— Start Input rows —
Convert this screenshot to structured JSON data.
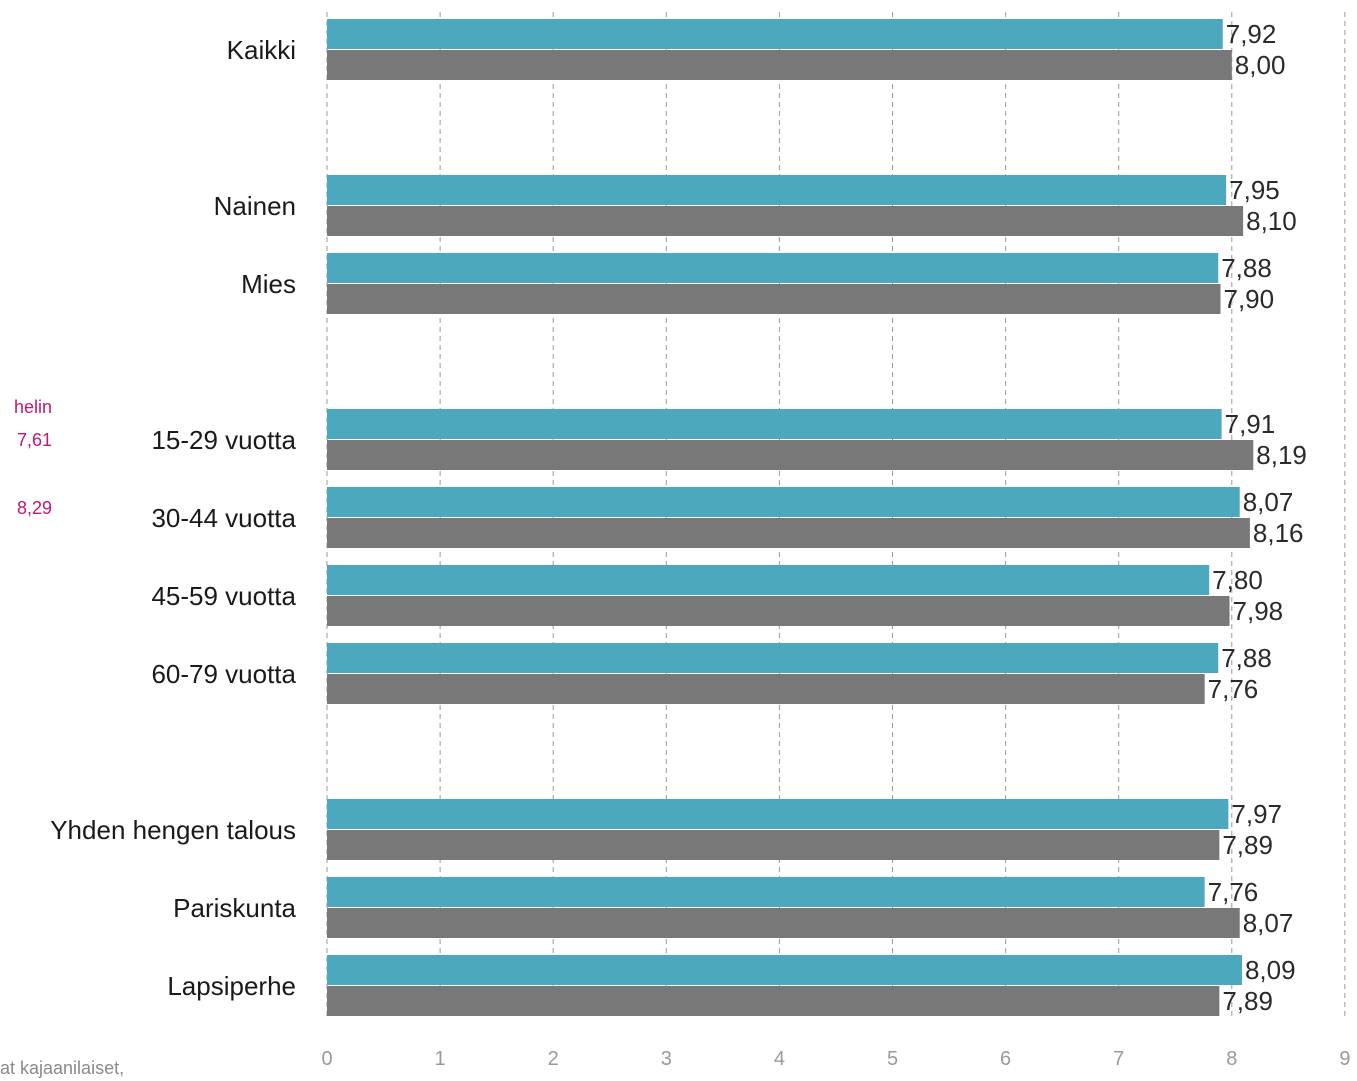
{
  "chart_data": {
    "type": "bar",
    "orientation": "horizontal",
    "xlim": [
      0,
      9
    ],
    "x_ticks": [
      "0",
      "1",
      "2",
      "3",
      "4",
      "5",
      "6",
      "7",
      "8",
      "9"
    ],
    "grid": true,
    "categories": [
      "Kaikki",
      "Nainen",
      "Mies",
      "15-29 vuotta",
      "30-44 vuotta",
      "45-59 vuotta",
      "60-79 vuotta",
      "Yhden hengen talous",
      "Pariskunta",
      "Lapsiperhe"
    ],
    "series": [
      {
        "color": "#4ca8bd",
        "values": [
          7.92,
          7.95,
          7.88,
          7.91,
          8.07,
          7.8,
          7.88,
          7.97,
          7.76,
          8.09
        ],
        "labels": [
          "7,92",
          "7,95",
          "7,88",
          "7,91",
          "8,07",
          "7,80",
          "7,88",
          "7,97",
          "7,76",
          "8,09"
        ]
      },
      {
        "color": "#787878",
        "values": [
          8.0,
          8.1,
          7.9,
          8.19,
          8.16,
          7.98,
          7.76,
          7.89,
          8.07,
          7.89
        ],
        "labels": [
          "8,00",
          "8,10",
          "7,90",
          "8,19",
          "8,16",
          "7,98",
          "7,76",
          "7,89",
          "8,07",
          "7,89"
        ]
      }
    ]
  },
  "side_notes": [
    "helin",
    "7,61",
    "8,29"
  ],
  "footnote": "at kajaanilaiset,"
}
— End Input rows —
**What the task requires**:
From the records given above, reproduce all text exactly and exclude each picture.

**Solved exercise**:
Convert this screenshot to structured JSON data.
{
  "chart_data": {
    "type": "bar",
    "orientation": "horizontal",
    "xlim": [
      0,
      9
    ],
    "x_ticks": [
      "0",
      "1",
      "2",
      "3",
      "4",
      "5",
      "6",
      "7",
      "8",
      "9"
    ],
    "grid": true,
    "categories": [
      "Kaikki",
      "Nainen",
      "Mies",
      "15-29 vuotta",
      "30-44 vuotta",
      "45-59 vuotta",
      "60-79 vuotta",
      "Yhden hengen talous",
      "Pariskunta",
      "Lapsiperhe"
    ],
    "series": [
      {
        "color": "#4ca8bd",
        "values": [
          7.92,
          7.95,
          7.88,
          7.91,
          8.07,
          7.8,
          7.88,
          7.97,
          7.76,
          8.09
        ],
        "labels": [
          "7,92",
          "7,95",
          "7,88",
          "7,91",
          "8,07",
          "7,80",
          "7,88",
          "7,97",
          "7,76",
          "8,09"
        ]
      },
      {
        "color": "#787878",
        "values": [
          8.0,
          8.1,
          7.9,
          8.19,
          8.16,
          7.98,
          7.76,
          7.89,
          8.07,
          7.89
        ],
        "labels": [
          "8,00",
          "8,10",
          "7,90",
          "8,19",
          "8,16",
          "7,98",
          "7,76",
          "7,89",
          "8,07",
          "7,89"
        ]
      }
    ]
  },
  "side_notes": [
    "helin",
    "7,61",
    "8,29"
  ],
  "footnote": "at kajaanilaiset,"
}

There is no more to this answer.